Stated problem: Everything from the line with "Extract all readable text from this page." to the end of the data should be restated word for word, and nothing before it.
::: The input :::
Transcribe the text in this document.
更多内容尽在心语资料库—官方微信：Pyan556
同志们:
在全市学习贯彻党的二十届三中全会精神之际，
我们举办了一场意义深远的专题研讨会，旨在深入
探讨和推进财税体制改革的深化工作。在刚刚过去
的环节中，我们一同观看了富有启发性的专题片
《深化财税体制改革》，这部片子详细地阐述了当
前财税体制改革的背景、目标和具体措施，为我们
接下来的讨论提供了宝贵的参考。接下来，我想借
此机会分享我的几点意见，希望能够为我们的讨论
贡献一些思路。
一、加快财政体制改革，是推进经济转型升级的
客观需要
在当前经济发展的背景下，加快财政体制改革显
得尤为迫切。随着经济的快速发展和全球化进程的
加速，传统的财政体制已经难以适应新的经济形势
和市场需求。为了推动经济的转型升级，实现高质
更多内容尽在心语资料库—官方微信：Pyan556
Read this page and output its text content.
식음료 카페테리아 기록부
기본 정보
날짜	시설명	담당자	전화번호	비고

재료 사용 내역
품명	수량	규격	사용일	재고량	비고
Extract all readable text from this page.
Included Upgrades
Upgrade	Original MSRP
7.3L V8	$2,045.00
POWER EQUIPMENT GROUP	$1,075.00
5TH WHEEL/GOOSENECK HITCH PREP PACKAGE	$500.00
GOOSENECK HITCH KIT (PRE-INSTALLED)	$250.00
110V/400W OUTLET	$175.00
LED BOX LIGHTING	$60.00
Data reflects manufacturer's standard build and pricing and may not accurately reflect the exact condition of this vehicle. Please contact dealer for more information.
:::
Response for this exercise:
Extract all readable text from this page.
Included Upgrades
Upgrade	Original MSRP
7.3L V8	$2,045.00
POWER EQUIPMENT GROUP	$1,075.00
5TH WHEEL/GOOSENECK HITCH PREP PACKAGE	$500.00
GOOSENECK HITCH KIT (PRE-INSTALLED)	$250.00
110V/400W OUTLET	$175.00
LED BOX LIGHTING	$60.00
Data reflects manufacturer's standard build and pricing and may not accurately reflect the exact condition of this vehicle. Please contact dealer for more information.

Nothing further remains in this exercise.